--- INPUT MATERIAL ---
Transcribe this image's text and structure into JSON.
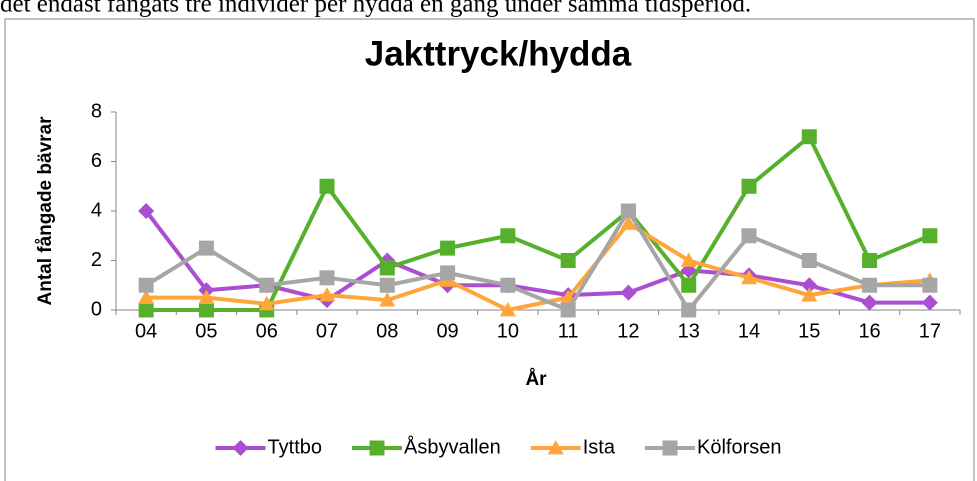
{
  "caption": "det endast fångats tre individer per hydda en gång under samma tidsperiod.",
  "chart_data": {
    "type": "line",
    "title": "Jakttryck/hydda",
    "x_label": "År",
    "y_label": "Antal fångade bävrar",
    "categories": [
      "04",
      "05",
      "06",
      "07",
      "08",
      "09",
      "10",
      "11",
      "12",
      "13",
      "14",
      "15",
      "16",
      "17"
    ],
    "series": [
      {
        "name": "Tyttbo",
        "color": "#a94fd0",
        "marker": "diamond",
        "values": [
          4,
          0.8,
          1,
          0.4,
          2,
          1,
          1,
          0.6,
          0.7,
          1.6,
          1.4,
          1,
          0.3,
          0.3
        ]
      },
      {
        "name": "Åsbyvallen",
        "color": "#57b02b",
        "marker": "square",
        "values": [
          0,
          0,
          0,
          5,
          1.7,
          2.5,
          3,
          2,
          4,
          1,
          5,
          7,
          2,
          3
        ]
      },
      {
        "name": "Ista",
        "color": "#ffa53a",
        "marker": "triangle",
        "values": [
          0.5,
          0.5,
          0.25,
          0.6,
          0.4,
          1.2,
          0,
          0.5,
          3.5,
          2,
          1.3,
          0.6,
          1,
          1.2
        ]
      },
      {
        "name": "Kölforsen",
        "color": "#a6a6a6",
        "marker": "square",
        "values": [
          1,
          2.5,
          1,
          1.3,
          1,
          1.5,
          1,
          0,
          4,
          0,
          3,
          2,
          1,
          1
        ]
      }
    ],
    "ylim": [
      0,
      8
    ],
    "yticks": [
      0,
      2,
      4,
      6,
      8
    ],
    "grid": false,
    "legend": "bottom"
  }
}
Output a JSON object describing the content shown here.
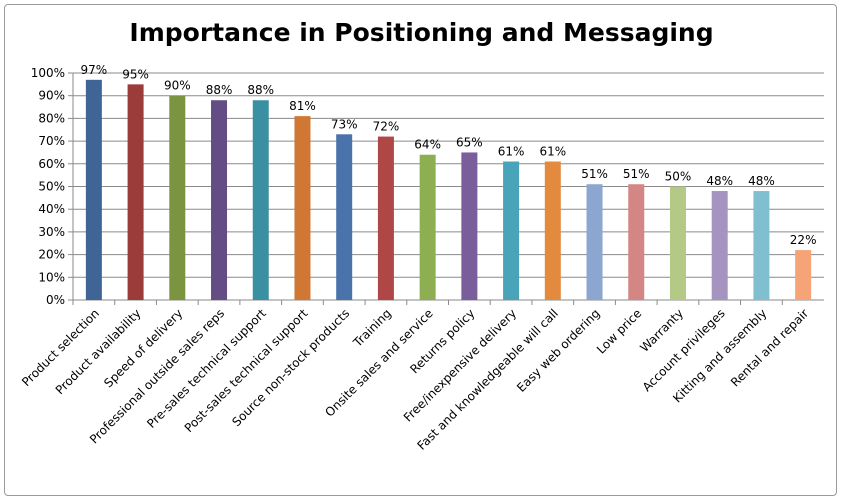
{
  "chart_data": {
    "type": "bar",
    "title": "Importance in Positioning and Messaging",
    "xlabel": "",
    "ylabel": "",
    "ylim": [
      0,
      100
    ],
    "yticks": [
      0,
      10,
      20,
      30,
      40,
      50,
      60,
      70,
      80,
      90,
      100
    ],
    "ytick_suffix": "%",
    "grid": true,
    "legend": "none",
    "categories": [
      "Product selection",
      "Product availability",
      "Speed of delivery",
      "Professional outside sales reps",
      "Pre-sales technical support",
      "Post-sales technical support",
      "Source non-stock products",
      "Training",
      "Onsite sales and service",
      "Returns policy",
      "Free/inexpensive delivery",
      "Fast and knowledgeable will call",
      "Easy web ordering",
      "Low price",
      "Warranty",
      "Account privileges",
      "Kitting and assembly",
      "Rental and repair"
    ],
    "values": [
      97,
      95,
      90,
      88,
      88,
      81,
      73,
      72,
      64,
      65,
      61,
      61,
      51,
      51,
      50,
      48,
      48,
      22
    ],
    "value_labels": [
      "97%",
      "95%",
      "90%",
      "88%",
      "88%",
      "81%",
      "73%",
      "72%",
      "64%",
      "65%",
      "61%",
      "61%",
      "51%",
      "51%",
      "50%",
      "48%",
      "48%",
      "22%"
    ],
    "colors": [
      "#3f6496",
      "#9b3c3a",
      "#7a9440",
      "#644c84",
      "#3b8fa3",
      "#cf7733",
      "#4a73ab",
      "#b04747",
      "#8daf52",
      "#7a5d9b",
      "#4aa4b9",
      "#e38a3f",
      "#8ca6d0",
      "#d48684",
      "#b3c985",
      "#a593c0",
      "#7fbfd0",
      "#f6a477"
    ]
  }
}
---
WRITTEN PROBLEM:
From the data above, copy each line where the string "technical" appears.

FULL RESPONSE:
      "Pre-sales technical support",
      "Post-sales technical support",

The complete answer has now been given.